◆ Your objective
Report, word for word, every line of the material that contains "Hospitality".

◆ Stored data entries

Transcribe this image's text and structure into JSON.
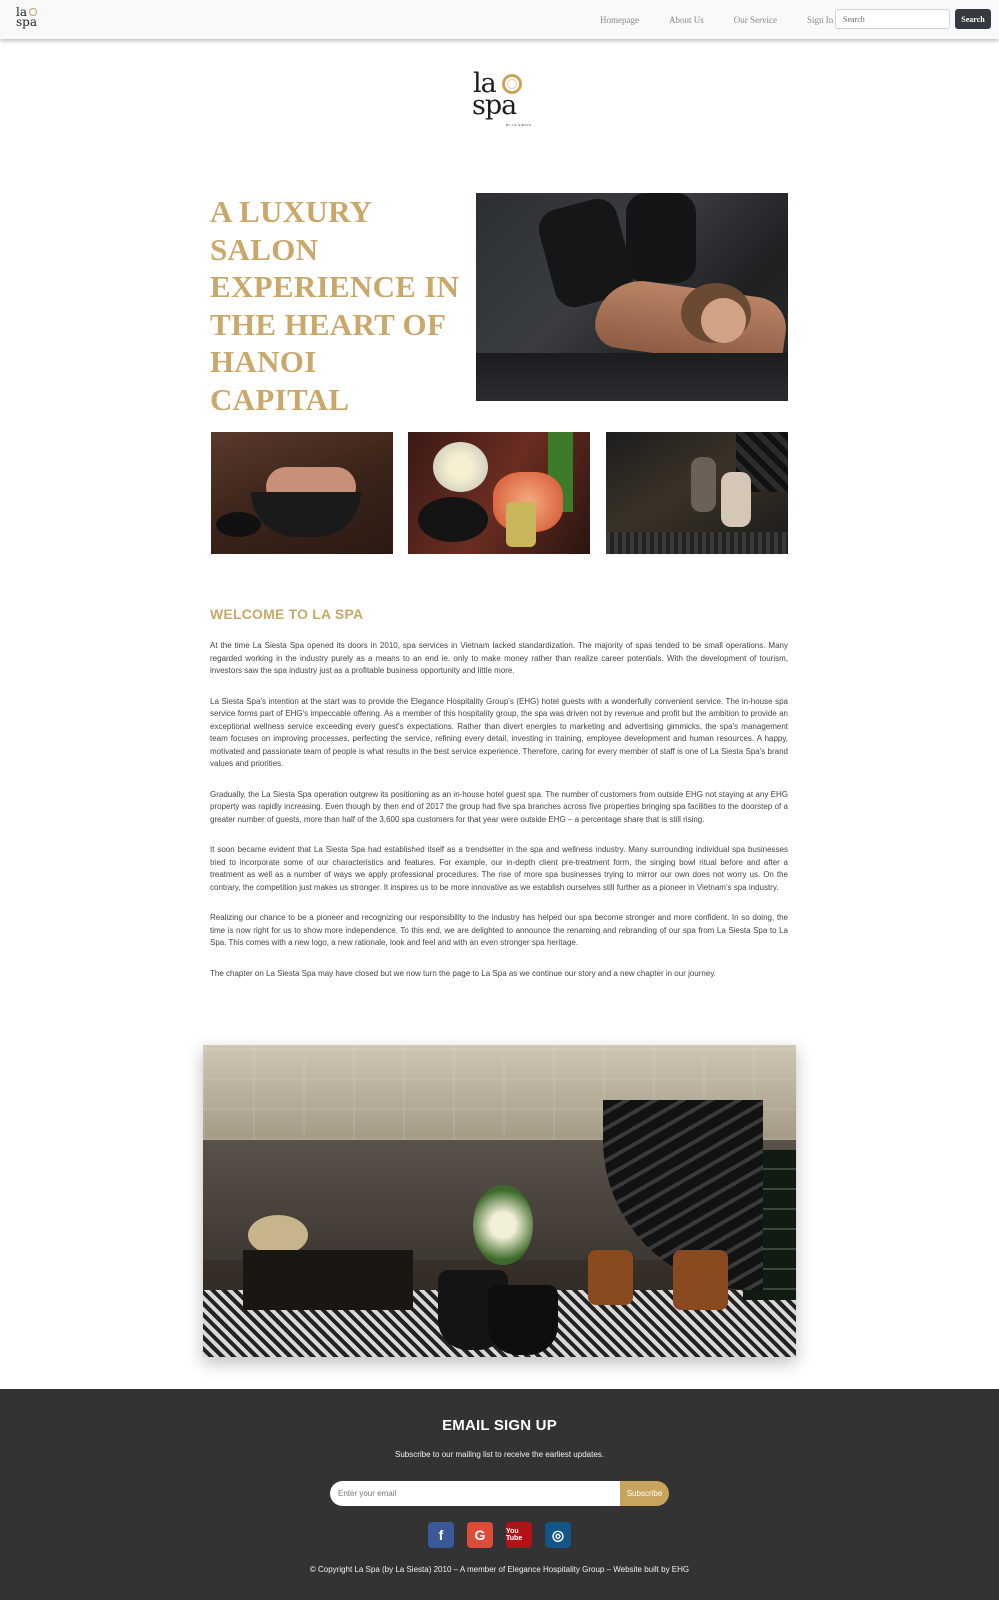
{
  "nav": {
    "logo_text_top": "la",
    "logo_text_bottom": "spa",
    "links": [
      "Homepage",
      "About Us",
      "Our Service",
      "Sign In"
    ],
    "search_placeholder": "Search",
    "search_button": "Search"
  },
  "logo": {
    "text_top": "la",
    "text_bottom": "spa",
    "tagline": "BY LA SIESTA"
  },
  "hero": {
    "title": "A LUXURY SALON EXPERIENCE IN THE HEART OF HANOI CAPITAL"
  },
  "welcome": {
    "title": "WELCOME TO LA SPA",
    "paragraphs": [
      "At the time La Siesta Spa opened its doors in 2010, spa services in Vietnam lacked standardization. The majority of spas tended to be small operations. Many regarded working in the industry purely as a means to an end ie. only to make money rather than realize career potentials. With the development of tourism, investors saw the spa industry just as a profitable business opportunity and little more.",
      "La Siesta Spa's intention at the start was to provide the Elegance Hospitality Group's (EHG) hotel guests with a wonderfully convenient service. The in-house spa service forms part of EHG's impeccable offering. As a member of this hospitality group, the spa was driven not by revenue and profit but the ambition to provide an exceptional wellness service exceeding every guest's expectations. Rather than divert energies to marketing and advertising gimmicks, the spa's management team focuses on improving processes, perfecting the service, refining every detail, investing in training, employee development and human resources. A happy, motivated and passionate team of people is what results in the best service experience. Therefore, caring for every member of staff is one of La Siesta Spa's brand values and priorities.",
      "Gradually, the La Siesta Spa operation outgrew its positioning as an in-house hotel guest spa. The number of customers from outside EHG not staying at any EHG property was rapidly increasing. Even though by then end of 2017 the group had five spa branches across five properties bringing spa facilities to the doorstep of a greater number of guests, more than half of the 3,600 spa customers for that year were outside EHG – a percentage share that is still rising.",
      "It soon became evident that La Siesta Spa had established itself as a trendsetter in the spa and wellness industry. Many surrounding individual spa businesses tried to incorporate some of our characteristics and features. For example, our in-depth client pre-treatment form, the singing bowl ritual before and after a treatment as well as a number of ways we apply professional procedures. The rise of more spa businesses trying to mirror our own does not worry us. On the contrary, the competition just makes us stronger. It inspires us to be more innovative as we establish ourselves still further as a pioneer in Vietnam's spa industry.",
      "Realizing our chance to be a pioneer and recognizing our responsibility to the industry has helped our spa become stronger and more confident. In so doing, the time is now right for us to show more independence. To this end, we are delighted to announce the renaming and rebranding of our spa from La Siesta Spa to La Spa. This comes with a new logo, a new rationale, look and feel and with an even stronger spa heritage.",
      "The chapter on La Siesta Spa may have closed but we now turn the page to La Spa as we continue our story and a new chapter in our journey."
    ]
  },
  "footer": {
    "title": "EMAIL SIGN UP",
    "subtitle": "Subscribe to our mailing list to receive the earliest updates.",
    "email_placeholder": "Enter your email",
    "subscribe_button": "Subscribe",
    "socials": [
      {
        "icon": "facebook-icon",
        "glyph": "f"
      },
      {
        "icon": "google-icon",
        "glyph": "G"
      },
      {
        "icon": "youtube-icon",
        "glyph": "You Tube"
      },
      {
        "icon": "instagram-icon",
        "glyph": "◎"
      }
    ],
    "copyright": "© Copyright La Spa (by La Siesta) 2010 – A member of Elegance Hospitality Group – Website built by EHG"
  },
  "colors": {
    "gold": "#c9a86a",
    "accent": "#c9a45c",
    "footer_bg": "#333333",
    "nav_bg": "#f8f9fa"
  }
}
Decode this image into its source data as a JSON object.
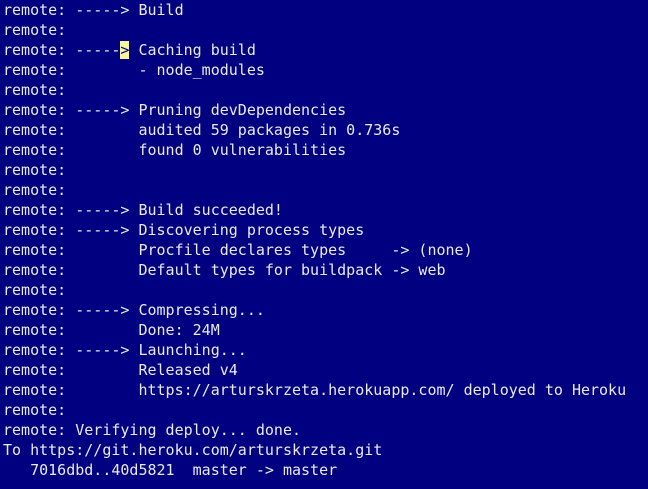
{
  "terminal": {
    "lines": [
      "remote: -----> Build",
      "remote:",
      "remote: -----> Caching build",
      "remote:        - node_modules",
      "remote:",
      "remote: -----> Pruning devDependencies",
      "remote:        audited 59 packages in 0.736s",
      "remote:        found 0 vulnerabilities",
      "remote:",
      "remote:",
      "remote: -----> Build succeeded!",
      "remote: -----> Discovering process types",
      "remote:        Procfile declares types     -> (none)",
      "remote:        Default types for buildpack -> web",
      "remote:",
      "remote: -----> Compressing...",
      "remote:        Done: 24M",
      "remote: -----> Launching...",
      "remote:        Released v4",
      "remote:        https://arturskrzeta.herokuapp.com/ deployed to Heroku",
      "remote:",
      "remote: Verifying deploy... done.",
      "To https://git.heroku.com/arturskrzeta.git",
      "   7016dbd..40d5821  master -> master"
    ],
    "cursor": {
      "line_index": 2,
      "char_index": 13
    },
    "colors": {
      "background": "#000080",
      "foreground": "#eaeaea",
      "cursor": "#f5f5a0"
    }
  }
}
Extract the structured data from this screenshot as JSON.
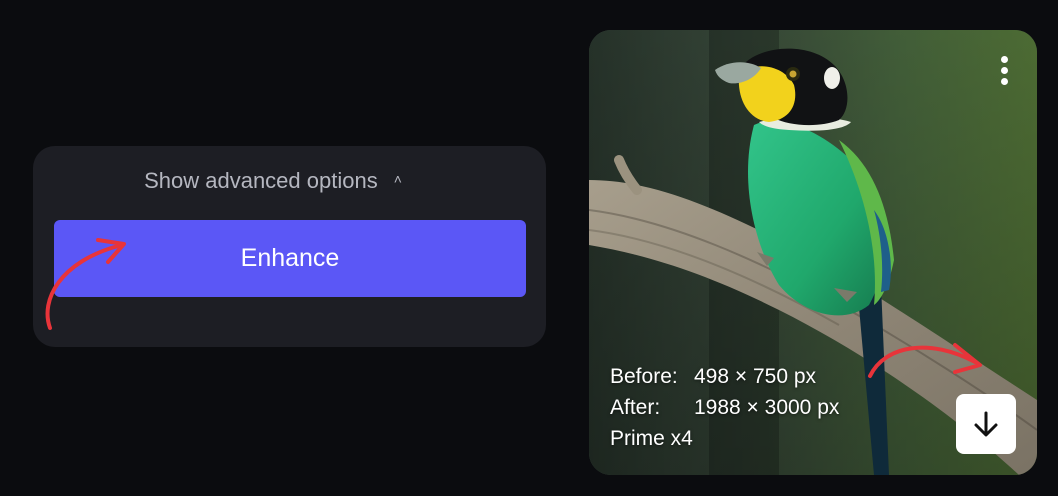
{
  "options_panel": {
    "advanced_toggle_label": "Show advanced options",
    "toggle_chevron": "chevron-up-icon",
    "enhance_label": "Enhance"
  },
  "image_card": {
    "menu_icon": "more-vertical-icon",
    "info": {
      "before_label": "Before:",
      "before_value": "498 × 750 px",
      "after_label": "After:",
      "after_value": "1988 × 3000 px",
      "model": "Prime x4"
    },
    "download_icon": "arrow-down-icon"
  },
  "colors": {
    "background": "#0b0c0f",
    "panel": "#1d1e24",
    "accent": "#5b57f6",
    "annotation": "#e8343a"
  }
}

◆ Solution for this problem
      "La Siesta Spa's intention at the start was to provide the Elegance Hospitality Group's (EHG) hotel guests with a wonderfully convenient service. The in-house spa service forms part of EHG's impeccable offering. As a member of this hospitality group, the spa was driven not by revenue and profit but the ambition to provide an exceptional wellness service exceeding every guest's expectations. Rather than divert energies to marketing and advertising gimmicks, the spa's management team focuses on improving processes, perfecting the service, refining every detail, investing in training, employee development and human resources. A happy, motivated and passionate team of people is what results in the best service experience. Therefore, caring for every member of staff is one of La Siesta Spa's brand values and priorities.",
    "copyright": "© Copyright La Spa (by La Siesta) 2010 – A member of Elegance Hospitality Group – Website built by EHG"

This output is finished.